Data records

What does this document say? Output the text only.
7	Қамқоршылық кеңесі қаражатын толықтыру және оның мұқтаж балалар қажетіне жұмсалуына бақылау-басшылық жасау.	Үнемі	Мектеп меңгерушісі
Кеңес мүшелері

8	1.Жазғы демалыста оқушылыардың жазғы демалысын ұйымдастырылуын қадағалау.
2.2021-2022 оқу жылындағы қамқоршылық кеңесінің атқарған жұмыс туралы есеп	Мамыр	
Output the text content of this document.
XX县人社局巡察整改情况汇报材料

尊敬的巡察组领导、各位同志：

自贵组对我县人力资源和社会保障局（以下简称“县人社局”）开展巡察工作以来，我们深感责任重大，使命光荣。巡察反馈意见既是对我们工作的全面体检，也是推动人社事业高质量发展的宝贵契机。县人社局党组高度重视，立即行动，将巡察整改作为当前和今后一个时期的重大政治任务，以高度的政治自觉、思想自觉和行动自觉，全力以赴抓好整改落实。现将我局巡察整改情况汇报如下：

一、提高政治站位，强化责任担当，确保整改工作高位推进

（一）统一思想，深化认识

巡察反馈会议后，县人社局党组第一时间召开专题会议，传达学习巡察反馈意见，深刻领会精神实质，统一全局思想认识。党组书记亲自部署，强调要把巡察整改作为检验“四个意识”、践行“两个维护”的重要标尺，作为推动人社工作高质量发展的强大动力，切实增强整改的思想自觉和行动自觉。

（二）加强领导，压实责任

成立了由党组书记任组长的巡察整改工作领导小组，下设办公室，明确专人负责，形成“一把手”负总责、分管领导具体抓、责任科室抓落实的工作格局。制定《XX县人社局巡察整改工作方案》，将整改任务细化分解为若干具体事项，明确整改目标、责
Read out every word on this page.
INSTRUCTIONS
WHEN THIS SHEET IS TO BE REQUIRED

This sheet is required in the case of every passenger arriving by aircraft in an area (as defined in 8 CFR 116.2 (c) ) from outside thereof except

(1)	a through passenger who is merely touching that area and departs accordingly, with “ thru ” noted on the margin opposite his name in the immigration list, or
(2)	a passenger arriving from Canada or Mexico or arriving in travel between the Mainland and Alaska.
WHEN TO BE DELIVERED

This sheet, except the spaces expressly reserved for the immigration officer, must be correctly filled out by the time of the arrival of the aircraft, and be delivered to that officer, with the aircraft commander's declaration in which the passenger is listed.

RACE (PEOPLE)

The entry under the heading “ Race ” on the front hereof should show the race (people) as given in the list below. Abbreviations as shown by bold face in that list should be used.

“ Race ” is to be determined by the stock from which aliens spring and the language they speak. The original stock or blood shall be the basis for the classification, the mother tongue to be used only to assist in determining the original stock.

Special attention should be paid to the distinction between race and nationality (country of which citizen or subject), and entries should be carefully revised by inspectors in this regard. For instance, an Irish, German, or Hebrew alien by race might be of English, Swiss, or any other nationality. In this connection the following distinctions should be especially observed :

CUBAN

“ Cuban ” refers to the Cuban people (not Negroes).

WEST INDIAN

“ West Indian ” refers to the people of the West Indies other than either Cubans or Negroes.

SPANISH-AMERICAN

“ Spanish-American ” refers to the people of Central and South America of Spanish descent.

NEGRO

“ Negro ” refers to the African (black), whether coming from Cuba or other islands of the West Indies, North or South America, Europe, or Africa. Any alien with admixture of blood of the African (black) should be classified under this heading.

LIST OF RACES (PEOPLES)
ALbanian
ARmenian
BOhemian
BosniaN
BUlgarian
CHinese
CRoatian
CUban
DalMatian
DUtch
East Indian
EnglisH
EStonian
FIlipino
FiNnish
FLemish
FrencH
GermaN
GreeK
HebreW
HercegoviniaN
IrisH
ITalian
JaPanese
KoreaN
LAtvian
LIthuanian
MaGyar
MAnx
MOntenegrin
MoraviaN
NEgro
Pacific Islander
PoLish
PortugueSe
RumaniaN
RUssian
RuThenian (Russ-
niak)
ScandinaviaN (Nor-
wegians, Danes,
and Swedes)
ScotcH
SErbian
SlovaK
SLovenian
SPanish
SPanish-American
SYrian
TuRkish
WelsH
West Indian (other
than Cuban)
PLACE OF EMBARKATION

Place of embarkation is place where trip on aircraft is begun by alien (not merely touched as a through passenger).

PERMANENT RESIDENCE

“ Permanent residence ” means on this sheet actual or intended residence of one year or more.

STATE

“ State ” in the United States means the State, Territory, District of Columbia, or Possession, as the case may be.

Problem description:
State the count of lines holding the string "means" in the listing above, and nothing else.

Task solution:
2